**GIVEN TASK:** Collect every line that includes the string "EDZL".

**INPUT RECORDS:**

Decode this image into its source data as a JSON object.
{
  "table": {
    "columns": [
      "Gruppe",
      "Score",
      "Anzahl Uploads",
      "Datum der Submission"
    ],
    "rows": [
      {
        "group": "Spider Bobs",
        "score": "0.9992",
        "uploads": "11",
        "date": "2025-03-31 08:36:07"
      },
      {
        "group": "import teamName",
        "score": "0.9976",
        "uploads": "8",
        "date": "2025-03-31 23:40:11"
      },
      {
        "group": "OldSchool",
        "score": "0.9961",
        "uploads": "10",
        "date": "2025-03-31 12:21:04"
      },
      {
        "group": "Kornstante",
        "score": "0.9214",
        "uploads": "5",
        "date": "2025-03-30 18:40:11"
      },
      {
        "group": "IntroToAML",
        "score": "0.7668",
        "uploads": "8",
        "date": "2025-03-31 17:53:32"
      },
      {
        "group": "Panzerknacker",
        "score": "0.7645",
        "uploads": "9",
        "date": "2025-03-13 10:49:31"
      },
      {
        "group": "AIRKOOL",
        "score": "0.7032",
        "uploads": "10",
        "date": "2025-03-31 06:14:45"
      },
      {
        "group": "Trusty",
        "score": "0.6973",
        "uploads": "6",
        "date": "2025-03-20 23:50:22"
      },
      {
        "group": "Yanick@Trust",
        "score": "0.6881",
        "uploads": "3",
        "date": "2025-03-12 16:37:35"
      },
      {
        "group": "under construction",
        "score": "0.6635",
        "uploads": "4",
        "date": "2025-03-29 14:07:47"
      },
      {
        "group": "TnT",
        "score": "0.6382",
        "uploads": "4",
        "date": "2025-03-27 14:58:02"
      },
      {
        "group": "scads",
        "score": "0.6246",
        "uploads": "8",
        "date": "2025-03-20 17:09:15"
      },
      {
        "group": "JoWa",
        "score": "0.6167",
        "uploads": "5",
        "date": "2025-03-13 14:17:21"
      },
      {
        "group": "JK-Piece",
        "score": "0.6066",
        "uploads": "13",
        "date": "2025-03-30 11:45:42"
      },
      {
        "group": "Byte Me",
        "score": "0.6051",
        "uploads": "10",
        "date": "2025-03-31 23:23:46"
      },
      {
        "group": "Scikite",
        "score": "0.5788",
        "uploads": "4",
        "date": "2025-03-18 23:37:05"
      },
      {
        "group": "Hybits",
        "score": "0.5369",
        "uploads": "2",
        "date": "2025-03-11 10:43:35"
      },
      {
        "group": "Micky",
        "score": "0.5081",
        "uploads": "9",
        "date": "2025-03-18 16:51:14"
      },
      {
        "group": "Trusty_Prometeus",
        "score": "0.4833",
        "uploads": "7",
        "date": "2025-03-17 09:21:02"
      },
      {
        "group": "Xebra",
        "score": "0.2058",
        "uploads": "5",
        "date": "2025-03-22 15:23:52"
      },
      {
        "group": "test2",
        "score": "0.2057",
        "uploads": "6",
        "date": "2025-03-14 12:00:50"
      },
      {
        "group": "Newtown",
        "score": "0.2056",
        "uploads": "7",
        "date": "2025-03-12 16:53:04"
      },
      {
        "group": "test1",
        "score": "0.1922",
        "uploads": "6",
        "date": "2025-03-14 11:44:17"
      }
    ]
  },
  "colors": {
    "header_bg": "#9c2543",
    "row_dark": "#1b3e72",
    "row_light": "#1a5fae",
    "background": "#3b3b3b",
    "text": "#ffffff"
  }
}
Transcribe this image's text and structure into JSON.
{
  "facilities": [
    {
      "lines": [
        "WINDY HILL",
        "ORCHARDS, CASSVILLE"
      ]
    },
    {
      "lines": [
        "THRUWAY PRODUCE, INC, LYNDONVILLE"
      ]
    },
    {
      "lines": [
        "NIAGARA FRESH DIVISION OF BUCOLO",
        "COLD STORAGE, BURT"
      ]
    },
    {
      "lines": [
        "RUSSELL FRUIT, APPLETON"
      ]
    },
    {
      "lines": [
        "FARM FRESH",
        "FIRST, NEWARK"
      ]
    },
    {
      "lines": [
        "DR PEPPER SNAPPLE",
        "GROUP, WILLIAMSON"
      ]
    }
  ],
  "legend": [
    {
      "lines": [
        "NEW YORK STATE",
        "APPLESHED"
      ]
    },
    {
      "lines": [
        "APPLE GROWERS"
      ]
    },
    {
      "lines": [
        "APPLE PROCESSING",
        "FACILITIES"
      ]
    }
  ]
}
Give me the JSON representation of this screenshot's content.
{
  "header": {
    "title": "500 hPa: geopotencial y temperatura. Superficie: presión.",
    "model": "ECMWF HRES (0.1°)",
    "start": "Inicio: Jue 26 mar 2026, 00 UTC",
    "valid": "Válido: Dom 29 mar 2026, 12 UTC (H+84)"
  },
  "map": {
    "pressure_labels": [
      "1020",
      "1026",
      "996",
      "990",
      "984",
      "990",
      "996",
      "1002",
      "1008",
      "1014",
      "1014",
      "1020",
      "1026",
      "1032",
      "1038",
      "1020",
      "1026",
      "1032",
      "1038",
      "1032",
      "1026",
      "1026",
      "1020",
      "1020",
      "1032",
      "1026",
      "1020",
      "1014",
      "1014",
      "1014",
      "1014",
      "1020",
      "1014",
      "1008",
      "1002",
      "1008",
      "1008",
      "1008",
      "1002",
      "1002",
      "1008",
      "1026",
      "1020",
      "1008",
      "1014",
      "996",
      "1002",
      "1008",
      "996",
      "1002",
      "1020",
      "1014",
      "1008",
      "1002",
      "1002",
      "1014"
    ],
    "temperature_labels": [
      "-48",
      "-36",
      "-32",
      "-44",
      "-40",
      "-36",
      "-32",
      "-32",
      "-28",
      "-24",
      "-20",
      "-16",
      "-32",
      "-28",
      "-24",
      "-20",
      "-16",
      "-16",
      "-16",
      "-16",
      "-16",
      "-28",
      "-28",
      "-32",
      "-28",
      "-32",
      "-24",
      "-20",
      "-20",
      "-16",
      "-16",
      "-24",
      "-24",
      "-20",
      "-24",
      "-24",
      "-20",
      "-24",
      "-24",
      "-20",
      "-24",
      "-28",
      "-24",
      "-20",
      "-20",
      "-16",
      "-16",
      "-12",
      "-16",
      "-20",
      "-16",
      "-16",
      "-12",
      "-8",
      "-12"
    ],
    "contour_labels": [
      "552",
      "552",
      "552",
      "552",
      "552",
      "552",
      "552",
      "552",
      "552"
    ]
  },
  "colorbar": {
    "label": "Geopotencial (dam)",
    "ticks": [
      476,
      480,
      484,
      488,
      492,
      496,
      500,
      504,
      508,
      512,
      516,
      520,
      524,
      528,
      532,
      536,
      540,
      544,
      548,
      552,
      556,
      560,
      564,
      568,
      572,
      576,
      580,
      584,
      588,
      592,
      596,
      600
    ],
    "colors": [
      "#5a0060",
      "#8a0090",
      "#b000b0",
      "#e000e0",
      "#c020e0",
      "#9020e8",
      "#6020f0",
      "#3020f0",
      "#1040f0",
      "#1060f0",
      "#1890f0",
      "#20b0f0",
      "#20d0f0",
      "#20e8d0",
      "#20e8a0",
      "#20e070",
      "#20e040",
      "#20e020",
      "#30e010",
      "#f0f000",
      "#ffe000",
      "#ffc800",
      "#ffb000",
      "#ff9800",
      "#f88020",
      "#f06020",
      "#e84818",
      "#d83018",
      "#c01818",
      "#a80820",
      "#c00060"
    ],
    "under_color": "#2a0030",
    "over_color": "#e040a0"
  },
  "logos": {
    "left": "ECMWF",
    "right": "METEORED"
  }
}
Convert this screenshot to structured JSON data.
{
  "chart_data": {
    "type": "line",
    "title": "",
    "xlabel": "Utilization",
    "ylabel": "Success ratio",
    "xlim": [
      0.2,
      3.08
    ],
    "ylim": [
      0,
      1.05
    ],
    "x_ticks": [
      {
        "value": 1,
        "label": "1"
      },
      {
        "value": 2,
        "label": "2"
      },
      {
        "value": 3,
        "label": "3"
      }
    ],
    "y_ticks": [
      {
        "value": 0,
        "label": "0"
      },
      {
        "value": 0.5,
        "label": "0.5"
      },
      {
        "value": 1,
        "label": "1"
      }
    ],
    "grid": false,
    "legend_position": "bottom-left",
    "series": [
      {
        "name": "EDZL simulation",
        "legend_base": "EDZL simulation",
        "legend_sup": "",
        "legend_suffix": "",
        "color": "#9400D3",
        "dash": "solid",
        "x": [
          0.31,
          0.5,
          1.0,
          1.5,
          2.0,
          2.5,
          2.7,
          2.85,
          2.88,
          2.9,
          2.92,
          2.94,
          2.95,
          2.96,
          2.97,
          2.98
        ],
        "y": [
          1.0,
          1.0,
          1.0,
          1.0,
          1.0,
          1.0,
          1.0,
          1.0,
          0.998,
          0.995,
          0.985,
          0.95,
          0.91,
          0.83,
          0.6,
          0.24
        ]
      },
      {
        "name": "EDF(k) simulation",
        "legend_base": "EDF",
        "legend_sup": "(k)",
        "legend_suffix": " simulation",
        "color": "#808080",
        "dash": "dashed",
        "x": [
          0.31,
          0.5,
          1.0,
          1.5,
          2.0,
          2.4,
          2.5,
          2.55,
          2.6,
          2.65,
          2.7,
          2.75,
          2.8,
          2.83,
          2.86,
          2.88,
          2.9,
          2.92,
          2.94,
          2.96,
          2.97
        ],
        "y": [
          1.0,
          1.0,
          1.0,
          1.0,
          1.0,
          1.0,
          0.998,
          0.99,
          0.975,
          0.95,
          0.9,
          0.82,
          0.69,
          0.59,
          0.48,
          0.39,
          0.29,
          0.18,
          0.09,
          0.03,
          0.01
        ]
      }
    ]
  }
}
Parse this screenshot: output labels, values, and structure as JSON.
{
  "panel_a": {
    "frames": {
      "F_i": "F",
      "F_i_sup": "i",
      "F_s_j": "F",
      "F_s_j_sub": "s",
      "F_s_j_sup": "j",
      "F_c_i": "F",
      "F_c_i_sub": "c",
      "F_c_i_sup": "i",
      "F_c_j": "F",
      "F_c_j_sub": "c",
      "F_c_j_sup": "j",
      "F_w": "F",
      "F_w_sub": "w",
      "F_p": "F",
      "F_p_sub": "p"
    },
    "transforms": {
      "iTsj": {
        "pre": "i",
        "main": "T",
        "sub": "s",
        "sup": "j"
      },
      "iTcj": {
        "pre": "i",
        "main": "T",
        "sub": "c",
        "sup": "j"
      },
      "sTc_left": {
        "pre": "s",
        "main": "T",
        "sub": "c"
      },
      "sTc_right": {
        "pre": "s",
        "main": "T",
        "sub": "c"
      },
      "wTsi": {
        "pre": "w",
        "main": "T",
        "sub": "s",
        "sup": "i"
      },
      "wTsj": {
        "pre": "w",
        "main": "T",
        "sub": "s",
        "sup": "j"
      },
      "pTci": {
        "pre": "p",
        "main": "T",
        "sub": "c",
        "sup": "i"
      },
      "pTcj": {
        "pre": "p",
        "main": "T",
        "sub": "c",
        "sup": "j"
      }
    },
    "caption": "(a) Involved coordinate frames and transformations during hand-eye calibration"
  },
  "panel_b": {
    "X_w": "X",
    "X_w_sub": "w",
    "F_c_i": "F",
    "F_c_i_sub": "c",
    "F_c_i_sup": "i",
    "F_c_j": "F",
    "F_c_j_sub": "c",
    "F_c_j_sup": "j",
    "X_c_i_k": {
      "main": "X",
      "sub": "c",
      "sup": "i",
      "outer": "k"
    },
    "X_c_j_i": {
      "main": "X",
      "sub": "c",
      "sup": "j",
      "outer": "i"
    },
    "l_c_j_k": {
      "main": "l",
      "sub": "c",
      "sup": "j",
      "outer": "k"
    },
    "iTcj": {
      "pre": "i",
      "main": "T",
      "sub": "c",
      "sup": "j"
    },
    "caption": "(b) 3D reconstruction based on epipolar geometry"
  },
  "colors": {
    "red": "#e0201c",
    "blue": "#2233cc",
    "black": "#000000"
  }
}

**EXPECTED ANSWER:**
        "name": "EDZL simulation",
        "legend_base": "EDZL simulation",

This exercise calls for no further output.